Required task ::
Your task is to reproduce the entries below word for word.

Collected data
═══
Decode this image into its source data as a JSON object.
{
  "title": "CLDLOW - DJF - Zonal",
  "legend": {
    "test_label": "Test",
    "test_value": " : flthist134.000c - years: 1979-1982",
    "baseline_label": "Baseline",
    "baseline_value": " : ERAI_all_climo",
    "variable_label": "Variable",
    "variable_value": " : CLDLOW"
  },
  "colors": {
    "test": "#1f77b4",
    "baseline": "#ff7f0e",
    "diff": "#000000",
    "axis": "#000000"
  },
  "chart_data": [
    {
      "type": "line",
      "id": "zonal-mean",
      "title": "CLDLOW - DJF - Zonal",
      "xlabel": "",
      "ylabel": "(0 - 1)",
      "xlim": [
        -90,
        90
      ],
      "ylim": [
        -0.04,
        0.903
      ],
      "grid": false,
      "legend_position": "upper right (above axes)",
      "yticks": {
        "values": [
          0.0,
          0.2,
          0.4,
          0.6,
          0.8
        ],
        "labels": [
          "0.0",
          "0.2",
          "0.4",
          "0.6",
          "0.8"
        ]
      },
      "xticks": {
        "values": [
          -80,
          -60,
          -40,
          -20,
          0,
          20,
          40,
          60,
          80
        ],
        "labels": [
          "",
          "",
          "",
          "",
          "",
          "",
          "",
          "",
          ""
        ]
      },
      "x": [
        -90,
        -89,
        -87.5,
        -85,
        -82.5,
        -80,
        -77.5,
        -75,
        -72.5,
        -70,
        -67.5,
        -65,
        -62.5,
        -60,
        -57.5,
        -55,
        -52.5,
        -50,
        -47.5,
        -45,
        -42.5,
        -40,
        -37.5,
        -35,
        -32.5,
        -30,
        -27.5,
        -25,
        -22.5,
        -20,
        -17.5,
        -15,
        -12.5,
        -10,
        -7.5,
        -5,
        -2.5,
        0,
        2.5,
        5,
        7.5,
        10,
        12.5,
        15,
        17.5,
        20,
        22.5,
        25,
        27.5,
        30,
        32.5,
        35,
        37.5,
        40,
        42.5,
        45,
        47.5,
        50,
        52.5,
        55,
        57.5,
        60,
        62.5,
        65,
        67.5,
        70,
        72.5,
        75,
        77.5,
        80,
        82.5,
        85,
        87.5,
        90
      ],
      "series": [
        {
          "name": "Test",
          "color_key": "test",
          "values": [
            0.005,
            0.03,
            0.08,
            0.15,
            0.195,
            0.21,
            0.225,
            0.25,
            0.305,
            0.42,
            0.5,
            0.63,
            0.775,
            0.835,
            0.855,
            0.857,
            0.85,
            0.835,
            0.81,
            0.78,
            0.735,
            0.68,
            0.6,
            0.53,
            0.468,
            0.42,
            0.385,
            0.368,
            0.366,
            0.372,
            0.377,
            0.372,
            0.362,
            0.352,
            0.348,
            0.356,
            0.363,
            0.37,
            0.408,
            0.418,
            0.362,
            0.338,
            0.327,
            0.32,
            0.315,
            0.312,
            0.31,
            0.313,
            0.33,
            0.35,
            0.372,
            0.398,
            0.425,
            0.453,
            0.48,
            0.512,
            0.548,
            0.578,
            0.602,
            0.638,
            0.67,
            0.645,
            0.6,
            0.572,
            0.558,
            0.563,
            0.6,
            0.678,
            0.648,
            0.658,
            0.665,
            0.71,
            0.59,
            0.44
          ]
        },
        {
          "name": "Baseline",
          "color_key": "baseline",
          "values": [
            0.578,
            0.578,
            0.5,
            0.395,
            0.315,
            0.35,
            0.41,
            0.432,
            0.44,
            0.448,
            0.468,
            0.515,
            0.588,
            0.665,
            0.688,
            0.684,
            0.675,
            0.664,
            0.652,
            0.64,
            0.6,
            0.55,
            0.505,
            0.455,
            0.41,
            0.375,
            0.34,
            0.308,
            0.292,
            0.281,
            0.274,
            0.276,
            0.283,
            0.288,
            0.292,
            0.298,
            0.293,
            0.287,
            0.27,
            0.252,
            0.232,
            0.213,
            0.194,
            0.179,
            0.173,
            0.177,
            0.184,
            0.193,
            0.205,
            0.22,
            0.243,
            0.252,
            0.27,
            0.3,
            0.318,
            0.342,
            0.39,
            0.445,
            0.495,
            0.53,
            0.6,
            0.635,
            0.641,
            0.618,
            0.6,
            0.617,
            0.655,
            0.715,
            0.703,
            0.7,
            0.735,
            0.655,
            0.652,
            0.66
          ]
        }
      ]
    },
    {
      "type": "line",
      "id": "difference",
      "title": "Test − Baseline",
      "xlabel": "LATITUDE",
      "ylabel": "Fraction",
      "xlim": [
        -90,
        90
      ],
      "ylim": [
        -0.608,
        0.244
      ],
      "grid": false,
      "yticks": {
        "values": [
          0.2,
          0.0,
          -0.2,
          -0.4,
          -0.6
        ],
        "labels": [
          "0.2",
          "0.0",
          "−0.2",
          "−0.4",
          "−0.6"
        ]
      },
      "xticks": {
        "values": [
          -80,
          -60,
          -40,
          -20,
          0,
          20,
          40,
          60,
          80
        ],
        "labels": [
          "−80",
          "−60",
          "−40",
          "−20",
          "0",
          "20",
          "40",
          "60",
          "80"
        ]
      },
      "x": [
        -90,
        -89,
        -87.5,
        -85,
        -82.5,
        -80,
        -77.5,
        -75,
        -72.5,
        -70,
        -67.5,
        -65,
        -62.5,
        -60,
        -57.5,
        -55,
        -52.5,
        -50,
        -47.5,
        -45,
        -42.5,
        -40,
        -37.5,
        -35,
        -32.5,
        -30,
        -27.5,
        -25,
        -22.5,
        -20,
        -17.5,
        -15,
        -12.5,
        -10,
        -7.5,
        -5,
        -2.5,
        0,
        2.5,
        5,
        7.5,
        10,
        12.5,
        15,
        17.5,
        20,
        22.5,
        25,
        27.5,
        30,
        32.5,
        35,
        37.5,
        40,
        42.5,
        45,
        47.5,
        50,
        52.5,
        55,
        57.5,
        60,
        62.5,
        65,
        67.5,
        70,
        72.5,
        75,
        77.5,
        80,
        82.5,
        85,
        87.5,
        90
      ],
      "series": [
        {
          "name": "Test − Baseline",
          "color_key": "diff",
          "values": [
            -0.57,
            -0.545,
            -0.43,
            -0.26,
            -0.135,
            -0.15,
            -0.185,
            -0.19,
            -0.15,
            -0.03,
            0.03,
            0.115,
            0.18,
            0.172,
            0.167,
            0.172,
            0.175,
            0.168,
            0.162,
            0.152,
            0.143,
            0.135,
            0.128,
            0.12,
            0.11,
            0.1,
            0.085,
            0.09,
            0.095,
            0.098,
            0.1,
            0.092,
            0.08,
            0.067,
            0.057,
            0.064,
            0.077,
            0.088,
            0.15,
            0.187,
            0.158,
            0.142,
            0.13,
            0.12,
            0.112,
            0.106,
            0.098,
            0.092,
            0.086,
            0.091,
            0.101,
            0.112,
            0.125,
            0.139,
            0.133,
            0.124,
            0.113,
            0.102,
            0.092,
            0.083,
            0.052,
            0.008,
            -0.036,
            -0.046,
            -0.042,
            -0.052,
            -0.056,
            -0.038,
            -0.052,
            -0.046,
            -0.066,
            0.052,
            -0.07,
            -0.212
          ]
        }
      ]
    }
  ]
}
═══
Response to this task ::
Decode this image into its source data as a JSON object.
{
  "title": "CLDLOW - DJF - Zonal",
  "legend": {
    "test_label": "Test",
    "test_value": " : flthist134.000c - years: 1979-1982",
    "baseline_label": "Baseline",
    "baseline_value": " : ERAI_all_climo",
    "variable_label": "Variable",
    "variable_value": " : CLDLOW"
  },
  "colors": {
    "test": "#1f77b4",
    "baseline": "#ff7f0e",
    "diff": "#000000",
    "axis": "#000000"
  },
  "chart_data": [
    {
      "type": "line",
      "id": "zonal-mean",
      "title": "CLDLOW - DJF - Zonal",
      "xlabel": "",
      "ylabel": "(0 - 1)",
      "xlim": [
        -90,
        90
      ],
      "ylim": [
        -0.04,
        0.903
      ],
      "grid": false,
      "legend_position": "upper right (above axes)",
      "yticks": {
        "values": [
          0.0,
          0.2,
          0.4,
          0.6,
          0.8
        ],
        "labels": [
          "0.0",
          "0.2",
          "0.4",
          "0.6",
          "0.8"
        ]
      },
      "xticks": {
        "values": [
          -80,
          -60,
          -40,
          -20,
          0,
          20,
          40,
          60,
          80
        ],
        "labels": [
          "",
          "",
          "",
          "",
          "",
          "",
          "",
          "",
          ""
        ]
      },
      "x": [
        -90,
        -89,
        -87.5,
        -85,
        -82.5,
        -80,
        -77.5,
        -75,
        -72.5,
        -70,
        -67.5,
        -65,
        -62.5,
        -60,
        -57.5,
        -55,
        -52.5,
        -50,
        -47.5,
        -45,
        -42.5,
        -40,
        -37.5,
        -35,
        -32.5,
        -30,
        -27.5,
        -25,
        -22.5,
        -20,
        -17.5,
        -15,
        -12.5,
        -10,
        -7.5,
        -5,
        -2.5,
        0,
        2.5,
        5,
        7.5,
        10,
        12.5,
        15,
        17.5,
        20,
        22.5,
        25,
        27.5,
        30,
        32.5,
        35,
        37.5,
        40,
        42.5,
        45,
        47.5,
        50,
        52.5,
        55,
        57.5,
        60,
        62.5,
        65,
        67.5,
        70,
        72.5,
        75,
        77.5,
        80,
        82.5,
        85,
        87.5,
        90
      ],
      "series": [
        {
          "name": "Test",
          "color_key": "test",
          "values": [
            0.005,
            0.03,
            0.08,
            0.15,
            0.195,
            0.21,
            0.225,
            0.25,
            0.305,
            0.42,
            0.5,
            0.63,
            0.775,
            0.835,
            0.855,
            0.857,
            0.85,
            0.835,
            0.81,
            0.78,
            0.735,
            0.68,
            0.6,
            0.53,
            0.468,
            0.42,
            0.385,
            0.368,
            0.366,
            0.372,
            0.377,
            0.372,
            0.362,
            0.352,
            0.348,
            0.356,
            0.363,
            0.37,
            0.408,
            0.418,
            0.362,
            0.338,
            0.327,
            0.32,
            0.315,
            0.312,
            0.31,
            0.313,
            0.33,
            0.35,
            0.372,
            0.398,
            0.425,
            0.453,
            0.48,
            0.512,
            0.548,
            0.578,
            0.602,
            0.638,
            0.67,
            0.645,
            0.6,
            0.572,
            0.558,
            0.563,
            0.6,
            0.678,
            0.648,
            0.658,
            0.665,
            0.71,
            0.59,
            0.44
          ]
        },
        {
          "name": "Baseline",
          "color_key": "baseline",
          "values": [
            0.578,
            0.578,
            0.5,
            0.395,
            0.315,
            0.35,
            0.41,
            0.432,
            0.44,
            0.448,
            0.468,
            0.515,
            0.588,
            0.665,
            0.688,
            0.684,
            0.675,
            0.664,
            0.652,
            0.64,
            0.6,
            0.55,
            0.505,
            0.455,
            0.41,
            0.375,
            0.34,
            0.308,
            0.292,
            0.281,
            0.274,
            0.276,
            0.283,
            0.288,
            0.292,
            0.298,
            0.293,
            0.287,
            0.27,
            0.252,
            0.232,
            0.213,
            0.194,
            0.179,
            0.173,
            0.177,
            0.184,
            0.193,
            0.205,
            0.22,
            0.243,
            0.252,
            0.27,
            0.3,
            0.318,
            0.342,
            0.39,
            0.445,
            0.495,
            0.53,
            0.6,
            0.635,
            0.641,
            0.618,
            0.6,
            0.617,
            0.655,
            0.715,
            0.703,
            0.7,
            0.735,
            0.655,
            0.652,
            0.66
          ]
        }
      ]
    },
    {
      "type": "line",
      "id": "difference",
      "title": "Test − Baseline",
      "xlabel": "LATITUDE",
      "ylabel": "Fraction",
      "xlim": [
        -90,
        90
      ],
      "ylim": [
        -0.608,
        0.244
      ],
      "grid": false,
      "yticks": {
        "values": [
          0.2,
          0.0,
          -0.2,
          -0.4,
          -0.6
        ],
        "labels": [
          "0.2",
          "0.0",
          "−0.2",
          "−0.4",
          "−0.6"
        ]
      },
      "xticks": {
        "values": [
          -80,
          -60,
          -40,
          -20,
          0,
          20,
          40,
          60,
          80
        ],
        "labels": [
          "−80",
          "−60",
          "−40",
          "−20",
          "0",
          "20",
          "40",
          "60",
          "80"
        ]
      },
      "x": [
        -90,
        -89,
        -87.5,
        -85,
        -82.5,
        -80,
        -77.5,
        -75,
        -72.5,
        -70,
        -67.5,
        -65,
        -62.5,
        -60,
        -57.5,
        -55,
        -52.5,
        -50,
        -47.5,
        -45,
        -42.5,
        -40,
        -37.5,
        -35,
        -32.5,
        -30,
        -27.5,
        -25,
        -22.5,
        -20,
        -17.5,
        -15,
        -12.5,
        -10,
        -7.5,
        -5,
        -2.5,
        0,
        2.5,
        5,
        7.5,
        10,
        12.5,
        15,
        17.5,
        20,
        22.5,
        25,
        27.5,
        30,
        32.5,
        35,
        37.5,
        40,
        42.5,
        45,
        47.5,
        50,
        52.5,
        55,
        57.5,
        60,
        62.5,
        65,
        67.5,
        70,
        72.5,
        75,
        77.5,
        80,
        82.5,
        85,
        87.5,
        90
      ],
      "series": [
        {
          "name": "Test − Baseline",
          "color_key": "diff",
          "values": [
            -0.57,
            -0.545,
            -0.43,
            -0.26,
            -0.135,
            -0.15,
            -0.185,
            -0.19,
            -0.15,
            -0.03,
            0.03,
            0.115,
            0.18,
            0.172,
            0.167,
            0.172,
            0.175,
            0.168,
            0.162,
            0.152,
            0.143,
            0.135,
            0.128,
            0.12,
            0.11,
            0.1,
            0.085,
            0.09,
            0.095,
            0.098,
            0.1,
            0.092,
            0.08,
            0.067,
            0.057,
            0.064,
            0.077,
            0.088,
            0.15,
            0.187,
            0.158,
            0.142,
            0.13,
            0.12,
            0.112,
            0.106,
            0.098,
            0.092,
            0.086,
            0.091,
            0.101,
            0.112,
            0.125,
            0.139,
            0.133,
            0.124,
            0.113,
            0.102,
            0.092,
            0.083,
            0.052,
            0.008,
            -0.036,
            -0.046,
            -0.042,
            -0.052,
            -0.056,
            -0.038,
            -0.052,
            -0.046,
            -0.066,
            0.052,
            -0.07,
            -0.212
          ]
        }
      ]
    }
  ]
}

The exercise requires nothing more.